═══ Records for the exercise ═══
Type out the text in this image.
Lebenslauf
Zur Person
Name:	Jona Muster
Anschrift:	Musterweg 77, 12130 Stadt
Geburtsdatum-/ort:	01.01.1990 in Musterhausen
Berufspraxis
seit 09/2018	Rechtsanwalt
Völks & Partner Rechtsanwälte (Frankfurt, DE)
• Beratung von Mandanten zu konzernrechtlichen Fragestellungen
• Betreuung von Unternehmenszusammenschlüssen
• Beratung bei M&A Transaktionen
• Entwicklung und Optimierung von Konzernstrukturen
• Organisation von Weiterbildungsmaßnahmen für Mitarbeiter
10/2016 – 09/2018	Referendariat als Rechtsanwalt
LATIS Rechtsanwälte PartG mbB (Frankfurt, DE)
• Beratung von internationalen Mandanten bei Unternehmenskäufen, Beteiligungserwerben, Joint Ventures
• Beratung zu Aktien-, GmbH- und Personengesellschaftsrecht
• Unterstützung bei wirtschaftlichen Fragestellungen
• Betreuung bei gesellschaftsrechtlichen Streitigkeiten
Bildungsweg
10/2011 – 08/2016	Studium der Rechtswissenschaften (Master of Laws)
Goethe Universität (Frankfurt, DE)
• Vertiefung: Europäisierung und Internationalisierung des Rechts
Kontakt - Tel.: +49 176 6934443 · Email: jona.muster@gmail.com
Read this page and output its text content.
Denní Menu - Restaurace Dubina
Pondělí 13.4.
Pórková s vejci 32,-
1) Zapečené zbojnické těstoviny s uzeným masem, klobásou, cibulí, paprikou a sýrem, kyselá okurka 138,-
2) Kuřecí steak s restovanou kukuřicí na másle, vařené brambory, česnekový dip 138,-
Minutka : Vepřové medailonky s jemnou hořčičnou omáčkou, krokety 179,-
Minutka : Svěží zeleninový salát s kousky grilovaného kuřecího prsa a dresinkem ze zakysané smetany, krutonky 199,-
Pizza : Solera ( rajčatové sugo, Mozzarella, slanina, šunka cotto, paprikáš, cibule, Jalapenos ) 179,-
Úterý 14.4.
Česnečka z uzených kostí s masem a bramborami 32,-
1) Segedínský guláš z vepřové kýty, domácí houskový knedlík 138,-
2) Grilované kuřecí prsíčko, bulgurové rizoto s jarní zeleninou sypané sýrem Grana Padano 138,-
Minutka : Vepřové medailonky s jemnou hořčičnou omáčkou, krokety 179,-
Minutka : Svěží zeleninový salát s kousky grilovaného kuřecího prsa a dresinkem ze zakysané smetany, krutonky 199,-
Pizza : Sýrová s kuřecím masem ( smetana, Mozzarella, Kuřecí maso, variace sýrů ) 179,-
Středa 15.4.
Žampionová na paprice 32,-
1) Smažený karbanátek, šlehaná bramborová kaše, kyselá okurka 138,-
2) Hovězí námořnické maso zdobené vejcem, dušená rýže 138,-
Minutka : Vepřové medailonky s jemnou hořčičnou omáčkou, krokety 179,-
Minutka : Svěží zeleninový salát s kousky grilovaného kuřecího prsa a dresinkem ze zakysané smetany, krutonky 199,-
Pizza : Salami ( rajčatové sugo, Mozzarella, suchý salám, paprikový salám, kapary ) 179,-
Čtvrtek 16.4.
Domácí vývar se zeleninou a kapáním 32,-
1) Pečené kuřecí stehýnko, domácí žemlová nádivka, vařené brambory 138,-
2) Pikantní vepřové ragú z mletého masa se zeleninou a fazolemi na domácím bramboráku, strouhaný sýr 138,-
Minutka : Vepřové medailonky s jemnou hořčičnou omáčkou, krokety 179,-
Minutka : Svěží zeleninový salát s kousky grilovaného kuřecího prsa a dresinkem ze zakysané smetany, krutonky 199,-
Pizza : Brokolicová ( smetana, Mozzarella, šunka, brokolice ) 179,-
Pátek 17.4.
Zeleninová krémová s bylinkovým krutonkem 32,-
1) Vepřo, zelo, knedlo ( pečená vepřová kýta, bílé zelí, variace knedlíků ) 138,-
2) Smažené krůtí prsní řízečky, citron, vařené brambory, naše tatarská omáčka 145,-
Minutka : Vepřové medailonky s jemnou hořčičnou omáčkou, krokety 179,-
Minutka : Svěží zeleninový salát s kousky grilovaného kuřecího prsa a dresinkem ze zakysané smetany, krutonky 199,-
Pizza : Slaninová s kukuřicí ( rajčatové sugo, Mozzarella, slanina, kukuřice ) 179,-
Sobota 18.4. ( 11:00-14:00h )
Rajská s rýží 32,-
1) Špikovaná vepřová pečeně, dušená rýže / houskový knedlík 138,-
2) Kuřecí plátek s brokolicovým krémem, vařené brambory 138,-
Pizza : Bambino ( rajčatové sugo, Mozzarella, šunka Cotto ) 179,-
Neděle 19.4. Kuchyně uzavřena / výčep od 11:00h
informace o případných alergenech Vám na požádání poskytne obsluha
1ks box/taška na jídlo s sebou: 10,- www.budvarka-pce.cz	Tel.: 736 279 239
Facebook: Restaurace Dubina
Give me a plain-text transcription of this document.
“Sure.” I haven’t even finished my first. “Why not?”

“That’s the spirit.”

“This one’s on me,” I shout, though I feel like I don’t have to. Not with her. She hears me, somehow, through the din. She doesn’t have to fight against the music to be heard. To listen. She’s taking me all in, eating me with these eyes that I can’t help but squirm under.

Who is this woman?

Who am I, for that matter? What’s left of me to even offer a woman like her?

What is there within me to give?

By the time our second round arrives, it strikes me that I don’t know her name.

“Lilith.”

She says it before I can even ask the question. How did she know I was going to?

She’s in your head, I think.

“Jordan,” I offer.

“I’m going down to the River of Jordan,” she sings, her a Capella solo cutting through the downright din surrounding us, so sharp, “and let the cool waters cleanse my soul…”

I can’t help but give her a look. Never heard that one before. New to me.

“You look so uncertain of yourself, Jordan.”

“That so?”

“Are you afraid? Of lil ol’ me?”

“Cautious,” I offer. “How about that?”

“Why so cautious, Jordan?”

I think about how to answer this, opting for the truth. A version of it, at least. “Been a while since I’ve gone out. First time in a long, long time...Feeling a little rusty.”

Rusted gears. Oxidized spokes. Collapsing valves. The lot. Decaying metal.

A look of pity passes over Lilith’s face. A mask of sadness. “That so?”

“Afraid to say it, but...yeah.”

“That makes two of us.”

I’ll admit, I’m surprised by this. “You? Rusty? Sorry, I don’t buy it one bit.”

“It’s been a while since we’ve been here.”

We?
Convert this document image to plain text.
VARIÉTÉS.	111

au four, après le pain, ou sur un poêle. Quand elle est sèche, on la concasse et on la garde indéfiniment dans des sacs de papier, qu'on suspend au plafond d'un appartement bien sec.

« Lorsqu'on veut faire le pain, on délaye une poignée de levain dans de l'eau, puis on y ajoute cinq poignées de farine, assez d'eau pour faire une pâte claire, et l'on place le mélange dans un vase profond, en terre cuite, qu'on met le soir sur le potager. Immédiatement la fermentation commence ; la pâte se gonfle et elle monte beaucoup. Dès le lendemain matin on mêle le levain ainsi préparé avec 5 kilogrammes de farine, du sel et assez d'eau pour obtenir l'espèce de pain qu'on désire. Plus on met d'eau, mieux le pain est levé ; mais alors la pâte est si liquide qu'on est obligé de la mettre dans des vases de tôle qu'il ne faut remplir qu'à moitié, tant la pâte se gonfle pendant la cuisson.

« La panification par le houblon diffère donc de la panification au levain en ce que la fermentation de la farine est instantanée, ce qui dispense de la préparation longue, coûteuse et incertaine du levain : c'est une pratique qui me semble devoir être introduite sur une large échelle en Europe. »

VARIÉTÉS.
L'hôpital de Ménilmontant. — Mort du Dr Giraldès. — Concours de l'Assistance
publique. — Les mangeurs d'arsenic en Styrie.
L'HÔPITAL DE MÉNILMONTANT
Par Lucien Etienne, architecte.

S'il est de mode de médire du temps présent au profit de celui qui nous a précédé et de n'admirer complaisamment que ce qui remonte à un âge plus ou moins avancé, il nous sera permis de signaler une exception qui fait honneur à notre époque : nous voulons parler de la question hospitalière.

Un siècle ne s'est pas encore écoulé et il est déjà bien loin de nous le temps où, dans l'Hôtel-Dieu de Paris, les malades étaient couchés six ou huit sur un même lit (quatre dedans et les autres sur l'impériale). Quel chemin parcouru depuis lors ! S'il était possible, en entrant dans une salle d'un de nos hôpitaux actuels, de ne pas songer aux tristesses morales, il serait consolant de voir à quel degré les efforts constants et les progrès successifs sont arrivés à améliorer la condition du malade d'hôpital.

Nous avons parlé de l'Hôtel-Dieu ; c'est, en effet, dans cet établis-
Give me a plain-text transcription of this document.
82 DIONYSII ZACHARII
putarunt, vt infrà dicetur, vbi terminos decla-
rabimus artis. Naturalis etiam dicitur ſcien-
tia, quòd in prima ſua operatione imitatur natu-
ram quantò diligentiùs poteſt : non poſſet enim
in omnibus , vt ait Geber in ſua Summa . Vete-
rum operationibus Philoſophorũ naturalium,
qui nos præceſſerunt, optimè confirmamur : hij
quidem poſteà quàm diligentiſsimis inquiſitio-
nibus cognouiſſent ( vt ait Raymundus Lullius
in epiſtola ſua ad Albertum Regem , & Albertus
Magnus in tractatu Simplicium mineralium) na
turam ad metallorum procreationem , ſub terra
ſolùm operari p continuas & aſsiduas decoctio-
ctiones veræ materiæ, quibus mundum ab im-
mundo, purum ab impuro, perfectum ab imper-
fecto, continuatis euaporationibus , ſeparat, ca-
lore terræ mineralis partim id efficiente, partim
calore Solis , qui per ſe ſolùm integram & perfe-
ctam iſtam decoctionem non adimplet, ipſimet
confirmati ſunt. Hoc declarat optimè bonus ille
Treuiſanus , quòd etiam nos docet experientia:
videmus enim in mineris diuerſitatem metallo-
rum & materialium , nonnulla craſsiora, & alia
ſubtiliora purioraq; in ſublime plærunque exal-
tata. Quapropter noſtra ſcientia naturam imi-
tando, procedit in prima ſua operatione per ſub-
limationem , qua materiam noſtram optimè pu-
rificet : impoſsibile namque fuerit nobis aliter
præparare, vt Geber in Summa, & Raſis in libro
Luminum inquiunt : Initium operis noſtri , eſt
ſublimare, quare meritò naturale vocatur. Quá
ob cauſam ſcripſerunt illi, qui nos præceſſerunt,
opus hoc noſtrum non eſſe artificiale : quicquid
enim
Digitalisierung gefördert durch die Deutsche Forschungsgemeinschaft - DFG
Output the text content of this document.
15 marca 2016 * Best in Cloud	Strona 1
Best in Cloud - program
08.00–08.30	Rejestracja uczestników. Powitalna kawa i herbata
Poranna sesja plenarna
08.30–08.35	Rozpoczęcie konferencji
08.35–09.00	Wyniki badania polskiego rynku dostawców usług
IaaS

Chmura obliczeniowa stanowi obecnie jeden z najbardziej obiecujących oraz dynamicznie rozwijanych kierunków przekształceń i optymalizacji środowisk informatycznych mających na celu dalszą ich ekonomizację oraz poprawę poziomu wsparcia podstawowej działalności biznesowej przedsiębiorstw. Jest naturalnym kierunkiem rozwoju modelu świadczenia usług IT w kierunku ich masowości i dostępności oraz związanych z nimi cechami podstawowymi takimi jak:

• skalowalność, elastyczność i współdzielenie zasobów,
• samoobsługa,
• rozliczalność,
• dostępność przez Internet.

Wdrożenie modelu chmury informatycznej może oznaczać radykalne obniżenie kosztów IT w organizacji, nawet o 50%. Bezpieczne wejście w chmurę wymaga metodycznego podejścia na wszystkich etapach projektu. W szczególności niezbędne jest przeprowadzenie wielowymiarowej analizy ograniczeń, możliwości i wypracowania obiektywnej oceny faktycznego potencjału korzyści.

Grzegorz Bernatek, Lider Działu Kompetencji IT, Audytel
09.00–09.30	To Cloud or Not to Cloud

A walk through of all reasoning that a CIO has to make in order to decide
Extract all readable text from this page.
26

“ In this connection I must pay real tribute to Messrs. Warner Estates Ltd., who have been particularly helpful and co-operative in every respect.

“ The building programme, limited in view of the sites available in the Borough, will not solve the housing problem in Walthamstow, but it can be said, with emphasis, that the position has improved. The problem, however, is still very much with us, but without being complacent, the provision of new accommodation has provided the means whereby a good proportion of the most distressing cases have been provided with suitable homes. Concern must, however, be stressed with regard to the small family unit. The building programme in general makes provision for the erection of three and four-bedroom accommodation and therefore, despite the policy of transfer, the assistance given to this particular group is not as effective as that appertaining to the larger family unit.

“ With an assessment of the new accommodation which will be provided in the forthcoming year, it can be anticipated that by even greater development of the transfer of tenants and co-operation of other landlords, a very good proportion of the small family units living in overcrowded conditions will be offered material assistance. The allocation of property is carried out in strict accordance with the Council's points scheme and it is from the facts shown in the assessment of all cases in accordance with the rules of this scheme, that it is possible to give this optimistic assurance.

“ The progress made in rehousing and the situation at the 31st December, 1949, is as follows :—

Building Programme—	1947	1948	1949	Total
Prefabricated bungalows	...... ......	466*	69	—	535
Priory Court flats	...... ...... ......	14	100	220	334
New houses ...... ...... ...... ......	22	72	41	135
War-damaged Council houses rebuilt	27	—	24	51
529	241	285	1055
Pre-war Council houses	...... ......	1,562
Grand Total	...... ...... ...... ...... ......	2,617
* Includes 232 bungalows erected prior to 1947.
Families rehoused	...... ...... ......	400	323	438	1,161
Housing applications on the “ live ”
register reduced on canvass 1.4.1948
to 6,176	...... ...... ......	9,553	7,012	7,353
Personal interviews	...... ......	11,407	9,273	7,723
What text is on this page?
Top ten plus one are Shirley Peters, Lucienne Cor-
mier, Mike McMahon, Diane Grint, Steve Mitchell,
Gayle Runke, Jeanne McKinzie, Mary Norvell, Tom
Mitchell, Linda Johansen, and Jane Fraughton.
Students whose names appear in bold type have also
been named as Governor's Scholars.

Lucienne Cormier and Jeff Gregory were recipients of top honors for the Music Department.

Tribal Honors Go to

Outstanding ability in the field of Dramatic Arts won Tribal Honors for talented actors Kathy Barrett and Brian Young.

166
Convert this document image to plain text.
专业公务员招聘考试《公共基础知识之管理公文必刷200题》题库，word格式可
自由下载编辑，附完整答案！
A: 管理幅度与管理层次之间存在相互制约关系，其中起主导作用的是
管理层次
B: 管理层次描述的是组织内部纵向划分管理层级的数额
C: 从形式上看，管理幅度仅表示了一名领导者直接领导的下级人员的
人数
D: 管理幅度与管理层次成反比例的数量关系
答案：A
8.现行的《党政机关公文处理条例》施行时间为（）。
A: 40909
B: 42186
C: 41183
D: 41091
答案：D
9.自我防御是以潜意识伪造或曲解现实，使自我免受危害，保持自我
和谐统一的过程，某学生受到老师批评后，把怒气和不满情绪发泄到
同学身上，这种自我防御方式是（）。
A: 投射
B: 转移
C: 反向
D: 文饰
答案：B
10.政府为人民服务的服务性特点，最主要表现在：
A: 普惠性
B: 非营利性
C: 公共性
═══
Task to complete — Write down only the number of lines that contain the string "Rechtsanwälte" in the listing.

Answer to this problem — 2